**Text to read**.

___

No Bananas Gave Away Jam with Best-Before Date Obscured

Estonian fruit retail chain No Bananas distributed free strawberry jam with its best-before date covered by a promotional sticker, violating food labeling laws. The company said it was unintentional.

Foto: ERR News

The Estonian fresh fruit retail chain No Bananas has been offloading products past their best-before date without adequately notifying the public. The company said it did not do so intentionally.

No Bananas did not charge money for the out-of-date produce – strawberry jam – offering it as a free gift instead. However, the best-before date on the lid had been obscured, in contravention of Estonian consumer law.

The issue arose over these complimentary jars having no visible best-before date, a fact verified by ERR, which obtained a free jar from a No Bananas outlet. A large sticker affixed to the lid bearing the English slogan "No Bananas. No bulls**t" obscured the best-before information. Peeling the sticker off revealed a date of January 31, 2026, even as the jar had been given away in late June, several months later.

Kairi Sisask, a senior food specialist at the Agriculture and Food Board (PTA), said the free status of the jam did not change the fact that customers must be able to view the expiry information. "Deliberately hiding, removing or covering up the date is misleading and prohibited," Sisask said.

Giving away food past its best-before (Estonian: "Parim enne") date was not itself prohibited, she noted, unlike food which had passed its expiry or "use by" ("Kõlblik kuni") date. The issue was that the best-before date had been obscured, in violation of the Food Act. Such items must be kept separate from other products and clearly labeled, Sisask noted, to allow consumers to make informed decisions.

Penalties, Sisask went on, could include a fine, or a warning of a fine and a call for the product to be recalled, depending on the degree of intent and how far the product endangered public health. Misdemeanor proceedings from the PTA can follow in the worst cases, she said.

___

**Task statement**. Go on with the news story about No Bananas giving away jam with a hidden best-before date, starting after its last sentence.

[Item position entries]
___

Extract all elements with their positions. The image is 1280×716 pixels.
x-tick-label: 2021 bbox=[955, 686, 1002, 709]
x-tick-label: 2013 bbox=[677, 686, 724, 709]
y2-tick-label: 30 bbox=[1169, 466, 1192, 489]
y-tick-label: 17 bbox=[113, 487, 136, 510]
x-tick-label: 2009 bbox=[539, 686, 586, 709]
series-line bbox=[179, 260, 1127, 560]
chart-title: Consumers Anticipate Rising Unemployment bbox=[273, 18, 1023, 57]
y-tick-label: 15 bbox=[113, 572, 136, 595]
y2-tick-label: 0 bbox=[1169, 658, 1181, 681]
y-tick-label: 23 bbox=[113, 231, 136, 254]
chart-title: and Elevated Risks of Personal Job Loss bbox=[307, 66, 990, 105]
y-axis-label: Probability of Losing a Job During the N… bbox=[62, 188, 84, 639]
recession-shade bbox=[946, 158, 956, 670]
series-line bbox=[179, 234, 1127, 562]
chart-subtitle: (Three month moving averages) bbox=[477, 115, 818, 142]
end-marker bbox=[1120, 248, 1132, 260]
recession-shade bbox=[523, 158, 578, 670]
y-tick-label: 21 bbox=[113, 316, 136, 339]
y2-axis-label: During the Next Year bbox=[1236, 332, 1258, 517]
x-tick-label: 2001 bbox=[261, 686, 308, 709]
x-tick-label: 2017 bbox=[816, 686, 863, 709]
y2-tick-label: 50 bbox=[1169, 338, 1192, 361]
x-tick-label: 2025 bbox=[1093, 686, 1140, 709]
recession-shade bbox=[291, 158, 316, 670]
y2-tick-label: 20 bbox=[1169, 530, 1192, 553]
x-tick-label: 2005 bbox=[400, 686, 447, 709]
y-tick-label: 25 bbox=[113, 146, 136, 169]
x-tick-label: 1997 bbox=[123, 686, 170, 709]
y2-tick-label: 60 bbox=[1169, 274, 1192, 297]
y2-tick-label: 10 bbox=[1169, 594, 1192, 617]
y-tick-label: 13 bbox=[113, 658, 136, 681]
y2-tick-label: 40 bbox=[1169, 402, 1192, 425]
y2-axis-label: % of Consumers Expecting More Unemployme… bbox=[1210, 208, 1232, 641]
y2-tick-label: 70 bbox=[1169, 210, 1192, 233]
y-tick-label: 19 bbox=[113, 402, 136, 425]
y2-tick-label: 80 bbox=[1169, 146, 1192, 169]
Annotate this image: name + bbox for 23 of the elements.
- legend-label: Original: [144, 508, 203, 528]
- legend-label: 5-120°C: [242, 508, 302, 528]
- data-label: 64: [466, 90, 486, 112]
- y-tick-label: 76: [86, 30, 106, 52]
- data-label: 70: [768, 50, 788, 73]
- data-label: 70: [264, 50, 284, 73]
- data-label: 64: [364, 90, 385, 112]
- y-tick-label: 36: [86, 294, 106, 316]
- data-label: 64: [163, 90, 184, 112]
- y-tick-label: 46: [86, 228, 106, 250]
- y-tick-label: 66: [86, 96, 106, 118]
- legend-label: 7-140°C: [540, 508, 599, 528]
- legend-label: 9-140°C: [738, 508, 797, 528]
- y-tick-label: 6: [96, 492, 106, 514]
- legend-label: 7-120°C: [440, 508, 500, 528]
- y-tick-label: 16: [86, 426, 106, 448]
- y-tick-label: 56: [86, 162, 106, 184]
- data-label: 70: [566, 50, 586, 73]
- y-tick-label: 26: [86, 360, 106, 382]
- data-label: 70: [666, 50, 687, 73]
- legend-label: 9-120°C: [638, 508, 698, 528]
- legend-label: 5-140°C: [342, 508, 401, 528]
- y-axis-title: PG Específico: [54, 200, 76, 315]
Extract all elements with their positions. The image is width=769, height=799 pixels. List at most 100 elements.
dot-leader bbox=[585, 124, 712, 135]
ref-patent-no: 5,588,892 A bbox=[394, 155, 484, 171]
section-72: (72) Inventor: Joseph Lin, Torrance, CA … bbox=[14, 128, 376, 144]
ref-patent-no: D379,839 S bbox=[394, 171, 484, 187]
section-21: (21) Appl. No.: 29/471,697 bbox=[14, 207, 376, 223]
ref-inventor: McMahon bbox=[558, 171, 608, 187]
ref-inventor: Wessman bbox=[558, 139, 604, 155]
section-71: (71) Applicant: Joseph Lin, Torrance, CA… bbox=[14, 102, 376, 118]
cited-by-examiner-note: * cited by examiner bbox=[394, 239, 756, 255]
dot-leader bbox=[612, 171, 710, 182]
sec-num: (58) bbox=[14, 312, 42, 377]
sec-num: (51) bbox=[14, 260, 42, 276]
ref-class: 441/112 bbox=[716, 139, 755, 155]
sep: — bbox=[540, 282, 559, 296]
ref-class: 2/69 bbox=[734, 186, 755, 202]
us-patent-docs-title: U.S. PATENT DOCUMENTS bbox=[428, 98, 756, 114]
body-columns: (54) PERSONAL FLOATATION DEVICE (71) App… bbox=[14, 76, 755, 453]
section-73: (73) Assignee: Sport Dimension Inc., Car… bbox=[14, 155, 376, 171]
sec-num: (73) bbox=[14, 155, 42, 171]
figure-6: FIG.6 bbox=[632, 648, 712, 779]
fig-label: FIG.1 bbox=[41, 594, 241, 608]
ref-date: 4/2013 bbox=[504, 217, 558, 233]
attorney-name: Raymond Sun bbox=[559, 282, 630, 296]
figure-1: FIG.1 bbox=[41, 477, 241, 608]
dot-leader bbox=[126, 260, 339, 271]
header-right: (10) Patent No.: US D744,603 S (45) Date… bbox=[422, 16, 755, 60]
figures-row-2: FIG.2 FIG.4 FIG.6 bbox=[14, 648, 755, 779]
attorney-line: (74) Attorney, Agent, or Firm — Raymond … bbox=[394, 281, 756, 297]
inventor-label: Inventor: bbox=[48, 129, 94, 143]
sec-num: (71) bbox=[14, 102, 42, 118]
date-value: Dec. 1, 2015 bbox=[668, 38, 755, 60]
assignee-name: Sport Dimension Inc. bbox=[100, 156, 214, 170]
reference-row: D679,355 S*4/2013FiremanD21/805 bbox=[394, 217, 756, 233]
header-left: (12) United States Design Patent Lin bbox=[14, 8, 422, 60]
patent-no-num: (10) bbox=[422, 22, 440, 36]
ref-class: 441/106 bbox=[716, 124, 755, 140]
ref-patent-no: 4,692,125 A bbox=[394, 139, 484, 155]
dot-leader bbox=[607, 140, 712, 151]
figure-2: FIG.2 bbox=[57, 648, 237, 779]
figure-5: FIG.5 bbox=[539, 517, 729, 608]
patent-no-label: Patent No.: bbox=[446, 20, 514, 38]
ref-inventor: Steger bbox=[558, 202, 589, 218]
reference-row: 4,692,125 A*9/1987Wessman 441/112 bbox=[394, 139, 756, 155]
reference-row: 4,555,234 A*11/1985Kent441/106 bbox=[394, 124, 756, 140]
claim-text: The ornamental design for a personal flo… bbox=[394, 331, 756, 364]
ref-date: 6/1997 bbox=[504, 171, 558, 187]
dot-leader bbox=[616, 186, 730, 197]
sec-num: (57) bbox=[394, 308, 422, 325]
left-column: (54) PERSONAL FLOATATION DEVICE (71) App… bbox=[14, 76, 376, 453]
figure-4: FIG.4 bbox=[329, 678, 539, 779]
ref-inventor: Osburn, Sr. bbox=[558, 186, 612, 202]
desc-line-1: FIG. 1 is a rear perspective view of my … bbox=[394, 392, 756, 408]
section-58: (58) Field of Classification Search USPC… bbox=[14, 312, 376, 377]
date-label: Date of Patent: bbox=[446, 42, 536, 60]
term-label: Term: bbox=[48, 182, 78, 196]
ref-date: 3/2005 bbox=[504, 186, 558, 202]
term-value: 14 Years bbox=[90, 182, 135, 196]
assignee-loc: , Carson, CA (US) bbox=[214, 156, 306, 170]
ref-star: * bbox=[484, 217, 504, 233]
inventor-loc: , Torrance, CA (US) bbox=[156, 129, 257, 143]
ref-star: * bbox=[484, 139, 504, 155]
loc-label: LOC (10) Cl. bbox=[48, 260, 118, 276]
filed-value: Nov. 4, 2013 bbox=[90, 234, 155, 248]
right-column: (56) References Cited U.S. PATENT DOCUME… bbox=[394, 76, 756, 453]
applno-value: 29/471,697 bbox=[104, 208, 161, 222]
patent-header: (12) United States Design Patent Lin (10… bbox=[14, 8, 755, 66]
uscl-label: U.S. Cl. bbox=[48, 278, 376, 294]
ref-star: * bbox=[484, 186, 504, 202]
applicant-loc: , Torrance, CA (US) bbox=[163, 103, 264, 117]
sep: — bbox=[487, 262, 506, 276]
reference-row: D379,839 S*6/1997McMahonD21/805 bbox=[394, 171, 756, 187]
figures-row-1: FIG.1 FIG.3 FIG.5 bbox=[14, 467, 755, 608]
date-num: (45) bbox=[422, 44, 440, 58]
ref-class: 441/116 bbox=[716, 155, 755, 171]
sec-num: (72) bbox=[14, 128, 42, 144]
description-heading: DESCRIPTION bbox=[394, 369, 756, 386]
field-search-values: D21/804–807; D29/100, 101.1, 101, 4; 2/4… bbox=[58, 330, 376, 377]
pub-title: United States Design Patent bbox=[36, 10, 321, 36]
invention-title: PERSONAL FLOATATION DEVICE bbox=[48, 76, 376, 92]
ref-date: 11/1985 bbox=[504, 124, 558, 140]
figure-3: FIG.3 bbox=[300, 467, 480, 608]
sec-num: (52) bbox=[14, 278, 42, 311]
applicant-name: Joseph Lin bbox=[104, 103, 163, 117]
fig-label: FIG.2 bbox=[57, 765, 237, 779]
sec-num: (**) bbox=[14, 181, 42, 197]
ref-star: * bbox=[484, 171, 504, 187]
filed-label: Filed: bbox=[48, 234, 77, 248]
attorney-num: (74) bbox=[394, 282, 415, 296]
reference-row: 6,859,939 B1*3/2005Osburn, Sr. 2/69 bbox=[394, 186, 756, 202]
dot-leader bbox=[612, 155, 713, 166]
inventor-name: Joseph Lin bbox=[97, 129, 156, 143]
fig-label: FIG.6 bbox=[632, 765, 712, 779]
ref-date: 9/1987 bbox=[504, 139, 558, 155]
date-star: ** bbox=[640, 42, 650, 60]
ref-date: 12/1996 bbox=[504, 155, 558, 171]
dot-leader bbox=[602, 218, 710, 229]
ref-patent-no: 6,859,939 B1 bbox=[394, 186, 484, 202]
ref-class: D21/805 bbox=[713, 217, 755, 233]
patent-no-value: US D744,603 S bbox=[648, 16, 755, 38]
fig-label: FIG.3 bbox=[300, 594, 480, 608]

___

**Answer to this exercise**.
In a written response to ERR, No Bananas marketing manager Jekaterina Shendrik said the company is aware of isolated cases in which customers received jars whose best-before date had already passed and asked anyone affected to contact the company. The promotional lid sticker was not intended to hide the best-before date but to highlight that this was a promotional product, Shendrik went on, noting that "unfortunately" the sticker had unintentionally obscured the date in some cases. "We will review our labeling process to prevent similar situations in the future," Shendrik added.

Shendrik said she could not put a figure on how many free No Bananas promotional jam jars had been distributed to customers so far. The company still has promotional jars in storage with best-before dates valid until the end of this year, and these will continue to be distributed as gifts.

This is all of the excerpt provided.